### What you have to do
Using the records below, count the lines with "Sinker" in them. Give the number only.

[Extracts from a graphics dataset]
START

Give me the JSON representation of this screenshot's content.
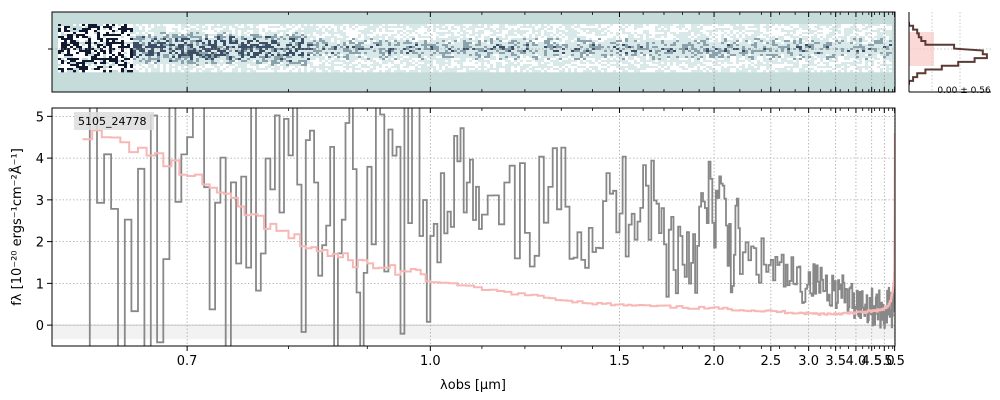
{
  "chart_data": [
    {
      "type": "heatmap",
      "panel": "2d-spectrum",
      "colors": {
        "background": "#c5dcdb",
        "dark": "#10192f",
        "white": "#ffffff"
      }
    },
    {
      "type": "line",
      "panel": "profile",
      "profile_x": [
        0.0,
        0.05,
        0.1,
        0.12,
        0.15,
        0.2,
        0.55,
        0.9,
        0.95,
        0.8,
        0.6,
        0.4,
        0.2,
        0.1,
        0.05,
        0.0
      ],
      "profile_y": [
        0,
        2,
        4,
        6,
        8,
        10,
        12,
        15,
        17,
        19,
        21,
        23,
        25,
        27,
        29,
        31
      ],
      "annotation": "0.00 ± 0.56",
      "colors": {
        "line": "#5a3a33",
        "fill": "#f8c9c4"
      }
    },
    {
      "type": "line",
      "panel": "1d-spectrum",
      "label": "5105_24778",
      "xlabel": "λobs [μm]",
      "ylabel": "fλ [10⁻²⁰ ergs⁻¹cm⁻²Å⁻¹]",
      "xscale": "reciprocal",
      "xlim": [
        0.6,
        5.52
      ],
      "ylim": [
        -0.5,
        5.2
      ],
      "xticks": [
        0.7,
        1.0,
        1.5,
        2.0,
        2.5,
        3.0,
        3.5,
        4.0,
        4.5,
        5.0,
        5.5
      ],
      "xtick_labels": [
        "0.7",
        "1.0",
        "1.5",
        "2.0",
        "2.5",
        "3.0",
        "3.5",
        "4.0",
        "4.5",
        "5.0",
        "5.5"
      ],
      "xminor": [
        0.8,
        0.9,
        1.1,
        1.2,
        1.3,
        1.4,
        1.6,
        1.7,
        1.8,
        1.9,
        2.2,
        2.4,
        2.6,
        2.8,
        3.2,
        3.4,
        3.6,
        3.8,
        4.2,
        4.4,
        4.6,
        4.8,
        5.2,
        5.4
      ],
      "yticks": [
        0,
        1,
        2,
        3,
        4,
        5
      ],
      "ytick_labels": [
        "0",
        "1",
        "2",
        "3",
        "4",
        "5"
      ],
      "grid": true,
      "series": [
        {
          "role": "flux",
          "color": "#888888",
          "x": [
            0.62,
            0.66,
            0.7,
            0.74,
            0.78,
            0.82,
            0.86,
            0.9,
            0.95,
            1.0,
            1.05,
            1.1,
            1.2,
            1.3,
            1.4,
            1.5,
            1.6,
            1.7,
            1.8,
            1.9,
            2.0,
            2.1,
            2.2,
            2.4,
            2.6,
            2.8,
            3.0,
            3.2,
            3.4,
            3.6,
            3.8,
            4.0,
            4.2,
            4.4,
            4.6,
            4.8,
            5.0,
            5.2,
            5.4,
            5.48,
            5.51
          ],
          "y": [
            2.5,
            1.0,
            3.5,
            0.5,
            4.0,
            3.0,
            2.0,
            1.5,
            3.2,
            2.5,
            3.8,
            2.2,
            2.6,
            3.0,
            2.4,
            2.8,
            3.5,
            2.0,
            1.8,
            2.2,
            3.0,
            2.1,
            1.6,
            1.5,
            1.2,
            1.0,
            1.1,
            1.0,
            0.9,
            0.8,
            0.6,
            0.6,
            0.5,
            0.5,
            0.4,
            0.4,
            0.3,
            0.5,
            0.3,
            1.2,
            2.5
          ]
        },
        {
          "role": "error",
          "color": "#f7b8b5",
          "x": [
            0.62,
            0.66,
            0.7,
            0.74,
            0.78,
            0.82,
            0.86,
            0.9,
            0.95,
            1.0,
            1.1,
            1.2,
            1.3,
            1.4,
            1.5,
            1.6,
            1.8,
            2.0,
            2.2,
            2.4,
            2.6,
            2.8,
            3.0,
            3.2,
            3.4,
            3.6,
            3.8,
            4.0,
            4.2,
            4.4,
            4.6,
            4.8,
            5.0,
            5.2,
            5.3,
            5.4,
            5.45,
            5.48,
            5.5,
            5.51
          ],
          "y": [
            4.6,
            4.2,
            3.6,
            2.9,
            2.3,
            1.9,
            1.6,
            1.45,
            1.3,
            1.05,
            0.85,
            0.72,
            0.6,
            0.52,
            0.48,
            0.46,
            0.42,
            0.4,
            0.37,
            0.34,
            0.32,
            0.3,
            0.28,
            0.27,
            0.27,
            0.28,
            0.28,
            0.3,
            0.31,
            0.33,
            0.34,
            0.36,
            0.39,
            0.48,
            0.6,
            0.85,
            1.0,
            1.3,
            2.6,
            4.6
          ]
        }
      ]
    }
  ]
}
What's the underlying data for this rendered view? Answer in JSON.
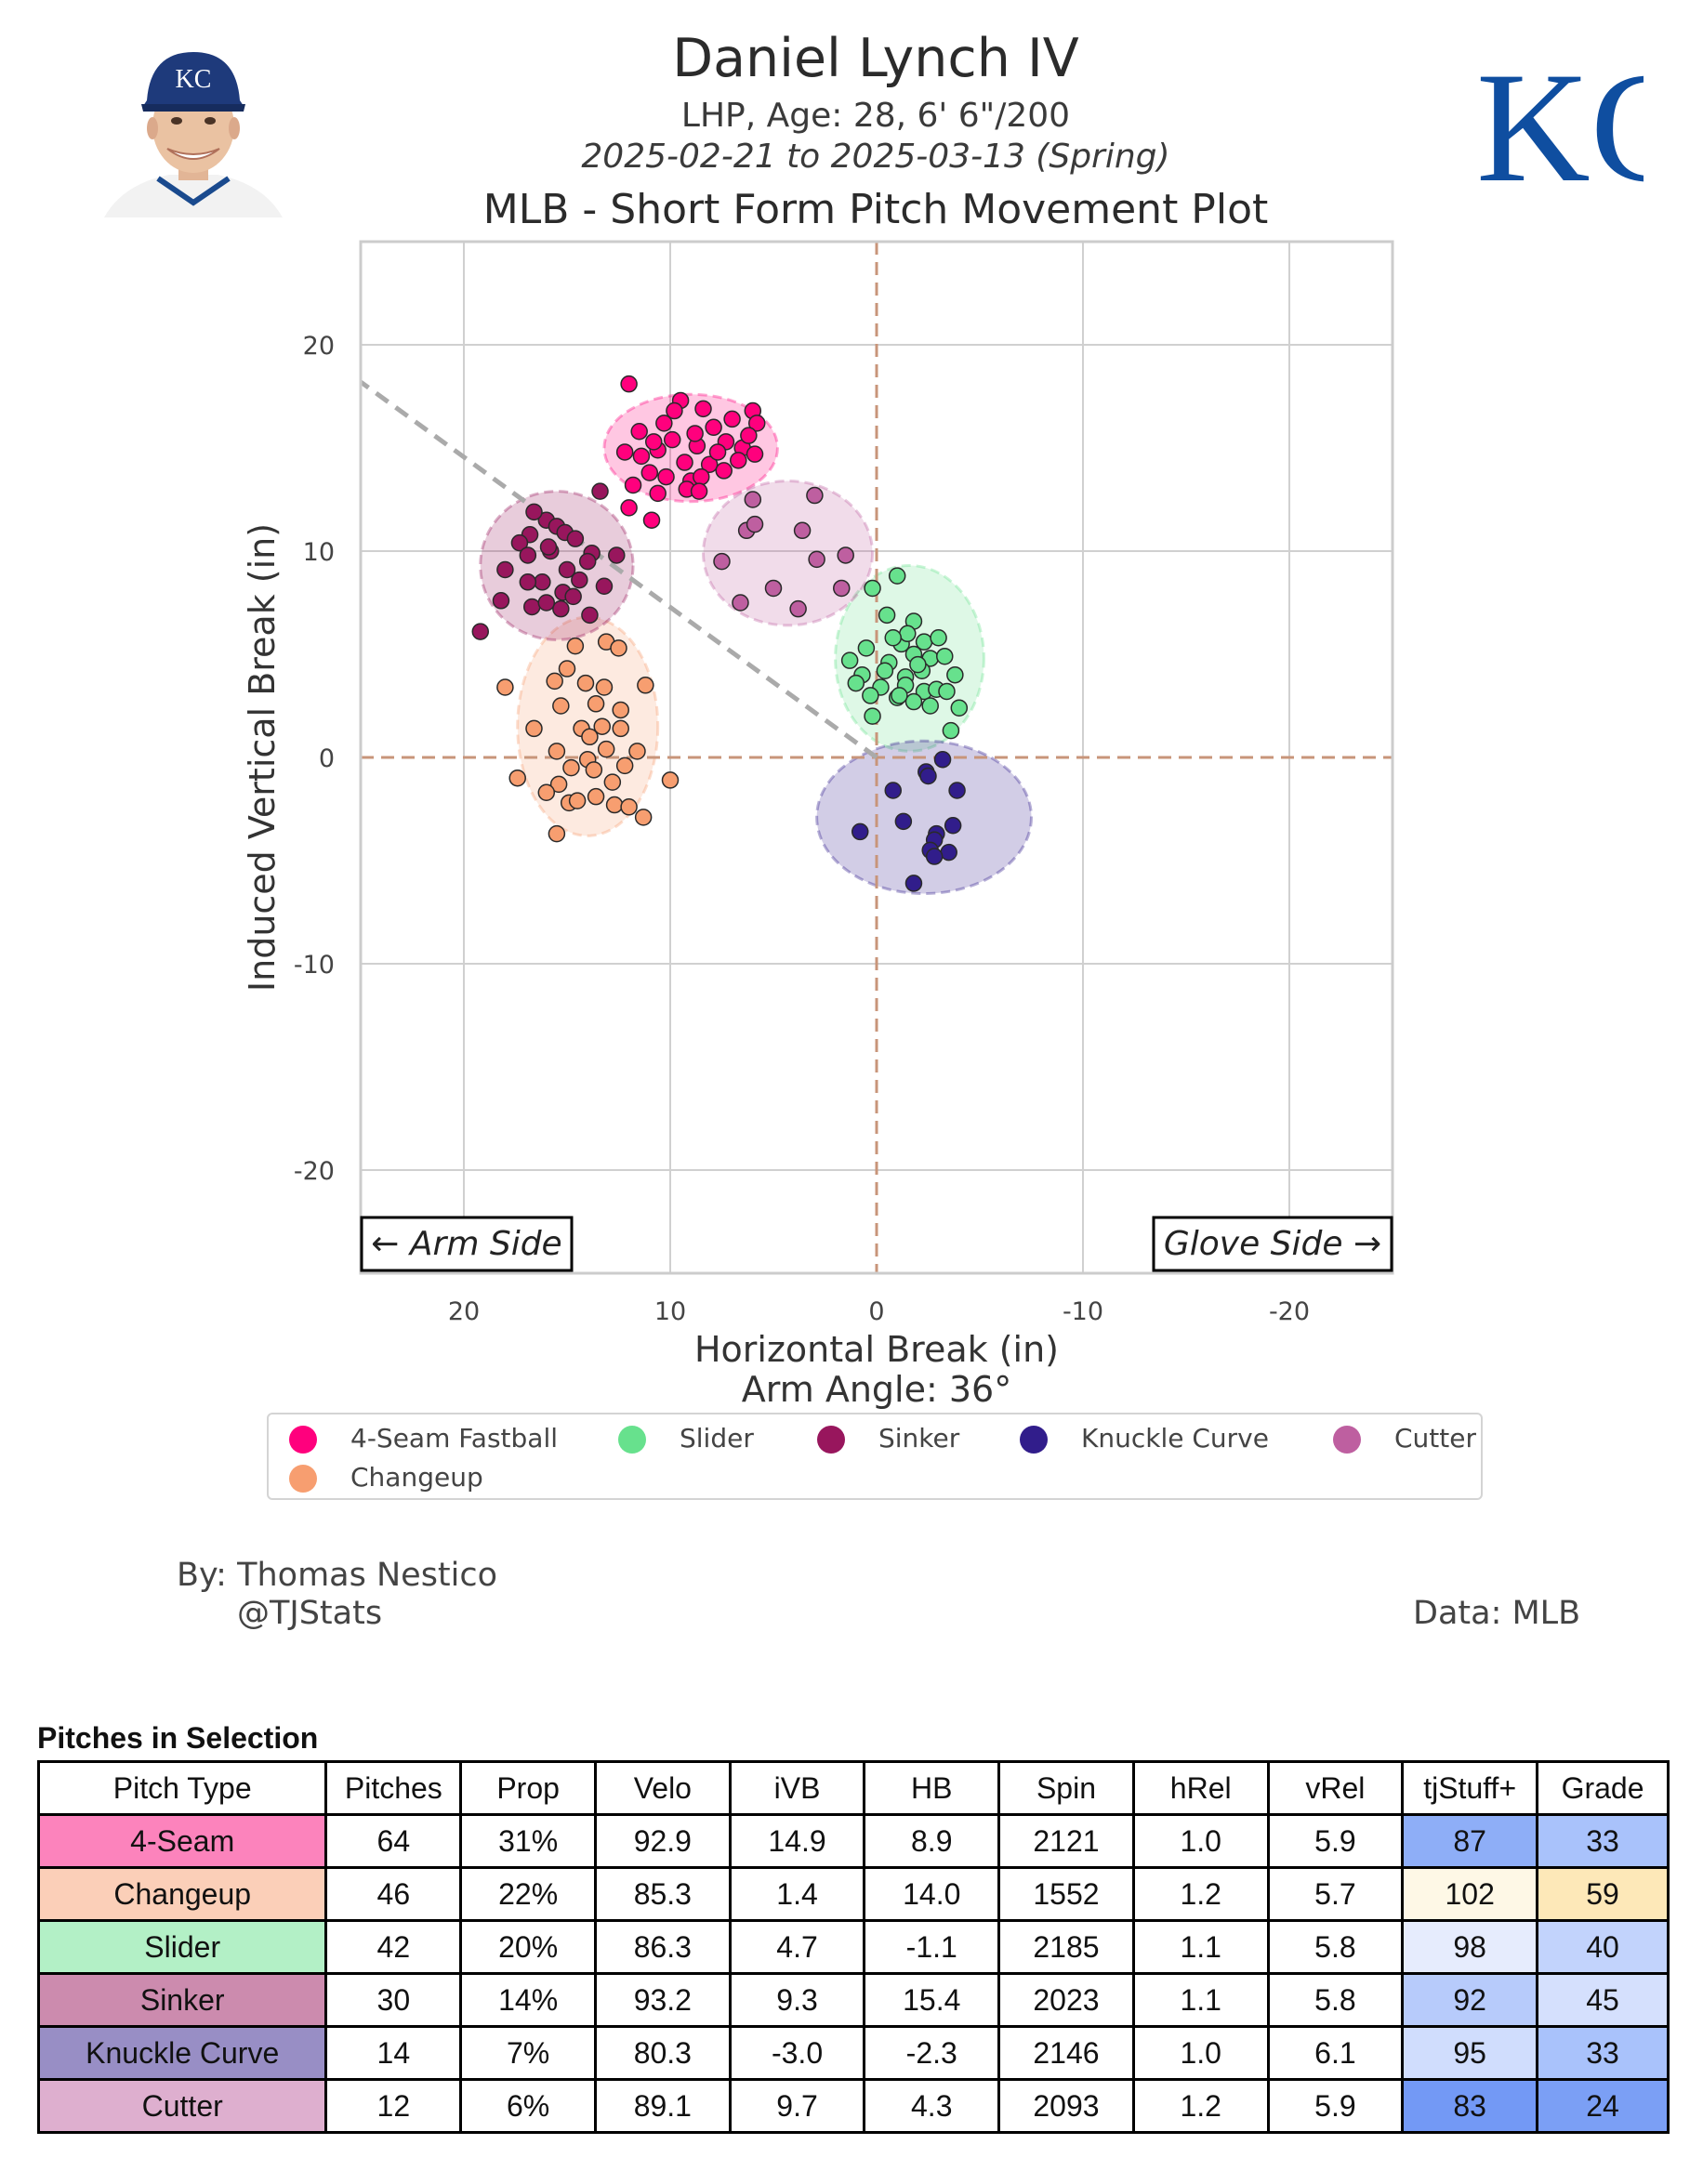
{
  "header": {
    "name": "Daniel Lynch IV",
    "bio": "LHP, Age: 28, 6' 6\"/200",
    "dates": "2025-02-21 to 2025-03-13 (Spring)",
    "plot_title": "MLB - Short Form Pitch Movement Plot",
    "team_logo_text": "KC"
  },
  "colors": {
    "4-Seam Fastball": "#ff007d",
    "Changeup": "#f79e70",
    "Slider": "#67e18d",
    "Sinker": "#98165d",
    "Knuckle Curve": "#311d8b",
    "Cutter": "#be5fa0"
  },
  "chart_data": {
    "type": "scatter",
    "xlabel": "Horizontal Break (in)",
    "ylabel": "Induced Vertical Break (in)",
    "subtitle": "Arm Angle: 36°",
    "xlim": [
      25,
      -25
    ],
    "ylim": [
      -25,
      25
    ],
    "xticks": [
      20,
      10,
      0,
      -10,
      -20
    ],
    "yticks": [
      20,
      10,
      0,
      -10,
      -20
    ],
    "grid": true,
    "arm_side_label": "← Arm Side",
    "glove_side_label": "Glove Side →",
    "arm_angle_line": {
      "from": [
        0,
        0
      ],
      "to": [
        25,
        18.2
      ]
    },
    "legend_position": "bottom",
    "series": [
      {
        "name": "4-Seam Fastball",
        "ellipse": {
          "cx": 9.0,
          "cy": 15.0,
          "rx": 4.2,
          "ry": 2.6
        },
        "points": [
          [
            12.0,
            18.1
          ],
          [
            9.5,
            17.3
          ],
          [
            8.4,
            16.9
          ],
          [
            6.0,
            16.8
          ],
          [
            5.8,
            16.2
          ],
          [
            11.5,
            15.8
          ],
          [
            10.3,
            16.2
          ],
          [
            7.9,
            16.0
          ],
          [
            9.9,
            15.4
          ],
          [
            8.7,
            15.1
          ],
          [
            7.3,
            15.3
          ],
          [
            6.5,
            15.0
          ],
          [
            12.2,
            14.8
          ],
          [
            11.4,
            14.6
          ],
          [
            10.6,
            14.9
          ],
          [
            9.3,
            14.3
          ],
          [
            8.1,
            14.2
          ],
          [
            7.7,
            14.8
          ],
          [
            6.7,
            14.4
          ],
          [
            11.0,
            13.8
          ],
          [
            10.2,
            13.6
          ],
          [
            9.0,
            13.4
          ],
          [
            8.5,
            13.6
          ],
          [
            7.4,
            13.9
          ],
          [
            11.8,
            13.2
          ],
          [
            10.6,
            12.8
          ],
          [
            9.2,
            13.0
          ],
          [
            8.6,
            12.9
          ],
          [
            12.0,
            12.1
          ],
          [
            10.9,
            11.5
          ],
          [
            5.9,
            14.7
          ],
          [
            7.0,
            16.4
          ],
          [
            9.8,
            16.8
          ],
          [
            8.8,
            15.7
          ],
          [
            10.8,
            15.3
          ],
          [
            6.2,
            15.6
          ]
        ]
      },
      {
        "name": "Changeup",
        "ellipse": {
          "cx": 14.0,
          "cy": 1.5,
          "rx": 3.4,
          "ry": 5.3
        },
        "points": [
          [
            14.6,
            5.4
          ],
          [
            13.1,
            5.6
          ],
          [
            12.5,
            5.3
          ],
          [
            15.0,
            4.3
          ],
          [
            14.1,
            3.6
          ],
          [
            15.6,
            3.7
          ],
          [
            13.2,
            3.4
          ],
          [
            18.0,
            3.4
          ],
          [
            11.2,
            3.5
          ],
          [
            15.3,
            2.5
          ],
          [
            13.6,
            2.6
          ],
          [
            12.4,
            2.3
          ],
          [
            16.6,
            1.4
          ],
          [
            14.3,
            1.4
          ],
          [
            13.3,
            1.5
          ],
          [
            12.4,
            1.4
          ],
          [
            15.5,
            0.3
          ],
          [
            13.1,
            0.4
          ],
          [
            11.6,
            0.3
          ],
          [
            14.0,
            -0.1
          ],
          [
            14.8,
            -0.5
          ],
          [
            13.7,
            -0.6
          ],
          [
            12.2,
            -0.4
          ],
          [
            17.4,
            -1.0
          ],
          [
            15.4,
            -1.3
          ],
          [
            10.0,
            -1.1
          ],
          [
            16.0,
            -1.7
          ],
          [
            13.6,
            -1.9
          ],
          [
            14.9,
            -2.2
          ],
          [
            12.7,
            -2.3
          ],
          [
            12.0,
            -2.4
          ],
          [
            11.3,
            -2.9
          ],
          [
            15.5,
            -3.7
          ],
          [
            14.5,
            -2.1
          ],
          [
            12.8,
            -1.2
          ],
          [
            13.9,
            1.0
          ]
        ]
      },
      {
        "name": "Slider",
        "ellipse": {
          "cx": -1.6,
          "cy": 4.8,
          "rx": 3.6,
          "ry": 4.5
        },
        "points": [
          [
            -1.0,
            8.8
          ],
          [
            0.2,
            8.2
          ],
          [
            -0.5,
            6.9
          ],
          [
            -1.8,
            6.6
          ],
          [
            0.5,
            5.3
          ],
          [
            -1.2,
            5.5
          ],
          [
            -2.3,
            5.6
          ],
          [
            -3.0,
            5.8
          ],
          [
            1.3,
            4.7
          ],
          [
            -0.6,
            4.6
          ],
          [
            -1.8,
            5.0
          ],
          [
            -2.6,
            4.8
          ],
          [
            -3.3,
            4.9
          ],
          [
            0.7,
            4.0
          ],
          [
            -0.4,
            4.2
          ],
          [
            -1.4,
            3.9
          ],
          [
            -2.2,
            4.2
          ],
          [
            -3.8,
            4.0
          ],
          [
            1.0,
            3.6
          ],
          [
            -0.2,
            3.4
          ],
          [
            -1.4,
            3.5
          ],
          [
            -2.3,
            3.2
          ],
          [
            -2.9,
            3.3
          ],
          [
            -1.8,
            2.7
          ],
          [
            -2.6,
            2.5
          ],
          [
            -1.0,
            2.9
          ],
          [
            0.3,
            3.0
          ],
          [
            0.2,
            2.0
          ],
          [
            -3.6,
            1.3
          ],
          [
            -4.0,
            2.4
          ],
          [
            -1.5,
            6.0
          ],
          [
            -0.8,
            5.8
          ],
          [
            -2.0,
            4.5
          ],
          [
            -1.1,
            3.0
          ],
          [
            -3.4,
            3.2
          ]
        ]
      },
      {
        "name": "Sinker",
        "ellipse": {
          "cx": 15.5,
          "cy": 9.3,
          "rx": 3.7,
          "ry": 3.6
        },
        "points": [
          [
            13.4,
            12.9
          ],
          [
            16.0,
            11.5
          ],
          [
            15.5,
            11.2
          ],
          [
            15.1,
            10.9
          ],
          [
            16.8,
            10.8
          ],
          [
            17.3,
            10.4
          ],
          [
            14.6,
            10.6
          ],
          [
            15.8,
            10.0
          ],
          [
            13.8,
            9.9
          ],
          [
            16.9,
            9.8
          ],
          [
            12.6,
            9.8
          ],
          [
            14.0,
            9.5
          ],
          [
            15.0,
            9.1
          ],
          [
            18.0,
            9.1
          ],
          [
            16.2,
            8.5
          ],
          [
            14.4,
            8.6
          ],
          [
            16.9,
            8.5
          ],
          [
            13.2,
            8.3
          ],
          [
            15.2,
            8.0
          ],
          [
            14.7,
            7.8
          ],
          [
            18.2,
            7.6
          ],
          [
            16.7,
            7.3
          ],
          [
            15.3,
            7.2
          ],
          [
            16.0,
            7.5
          ],
          [
            13.9,
            6.9
          ],
          [
            19.2,
            6.1
          ],
          [
            16.6,
            11.9
          ],
          [
            15.9,
            10.2
          ]
        ]
      },
      {
        "name": "Knuckle Curve",
        "ellipse": {
          "cx": -2.3,
          "cy": -2.9,
          "rx": 5.2,
          "ry": 3.7
        },
        "points": [
          [
            -3.2,
            -0.1
          ],
          [
            -2.4,
            -0.7
          ],
          [
            -2.5,
            -0.9
          ],
          [
            -0.8,
            -1.6
          ],
          [
            -3.9,
            -1.6
          ],
          [
            -1.3,
            -3.1
          ],
          [
            -3.7,
            -3.3
          ],
          [
            0.8,
            -3.6
          ],
          [
            -2.9,
            -3.7
          ],
          [
            -2.8,
            -4.0
          ],
          [
            -2.6,
            -4.5
          ],
          [
            -3.5,
            -4.6
          ],
          [
            -2.8,
            -4.8
          ],
          [
            -1.8,
            -6.1
          ]
        ]
      },
      {
        "name": "Cutter",
        "ellipse": {
          "cx": 4.3,
          "cy": 9.9,
          "rx": 4.1,
          "ry": 3.5
        },
        "points": [
          [
            6.0,
            12.5
          ],
          [
            3.0,
            12.7
          ],
          [
            6.3,
            11.0
          ],
          [
            3.6,
            11.0
          ],
          [
            5.9,
            11.3
          ],
          [
            7.5,
            9.5
          ],
          [
            2.9,
            9.6
          ],
          [
            1.5,
            9.8
          ],
          [
            5.0,
            8.2
          ],
          [
            1.7,
            8.2
          ],
          [
            3.8,
            7.2
          ],
          [
            6.6,
            7.5
          ]
        ]
      }
    ]
  },
  "legend": {
    "items": [
      "4-Seam Fastball",
      "Slider",
      "Sinker",
      "Knuckle Curve",
      "Cutter",
      "Changeup"
    ]
  },
  "credits": {
    "by": "By: Thomas Nestico",
    "handle": "@TJStats",
    "data": "Data: MLB"
  },
  "table": {
    "title": "Pitches in Selection",
    "columns": [
      "Pitch Type",
      "Pitches",
      "Prop",
      "Velo",
      "iVB",
      "HB",
      "Spin",
      "hRel",
      "vRel",
      "tjStuff+",
      "Grade"
    ],
    "rows": [
      {
        "type": "4-Seam",
        "color": "#fc83bc",
        "cells": [
          "64",
          "31%",
          "92.9",
          "14.9",
          "8.9",
          "2121",
          "1.0",
          "5.9"
        ],
        "stuff": "87",
        "stuff_bg": "#8eaef7",
        "grade": "33",
        "grade_bg": "#a9c2fb"
      },
      {
        "type": "Changeup",
        "color": "#fbcfb8",
        "cells": [
          "46",
          "22%",
          "85.3",
          "1.4",
          "14.0",
          "1552",
          "1.2",
          "5.7"
        ],
        "stuff": "102",
        "stuff_bg": "#fef8e6",
        "grade": "59",
        "grade_bg": "#fde8b8"
      },
      {
        "type": "Slider",
        "color": "#b3f0c6",
        "cells": [
          "42",
          "20%",
          "86.3",
          "4.7",
          "-1.1",
          "2185",
          "1.1",
          "5.8"
        ],
        "stuff": "98",
        "stuff_bg": "#e6ecfd",
        "grade": "40",
        "grade_bg": "#c2d3fc"
      },
      {
        "type": "Sinker",
        "color": "#cc8bae",
        "cells": [
          "30",
          "14%",
          "93.2",
          "9.3",
          "15.4",
          "2023",
          "1.1",
          "5.8"
        ],
        "stuff": "92",
        "stuff_bg": "#b7cbfb",
        "grade": "45",
        "grade_bg": "#d5e0fd"
      },
      {
        "type": "Knuckle Curve",
        "color": "#988ec5",
        "cells": [
          "14",
          "7%",
          "80.3",
          "-3.0",
          "-2.3",
          "2146",
          "1.0",
          "6.1"
        ],
        "stuff": "95",
        "stuff_bg": "#d0ddfd",
        "grade": "33",
        "grade_bg": "#a9c2fb"
      },
      {
        "type": "Cutter",
        "color": "#deafcf",
        "cells": [
          "12",
          "6%",
          "89.1",
          "9.7",
          "4.3",
          "2093",
          "1.2",
          "5.9"
        ],
        "stuff": "83",
        "stuff_bg": "#7399f5",
        "grade": "24",
        "grade_bg": "#7b9ff5"
      }
    ]
  }
}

END

### Result for this exercise
4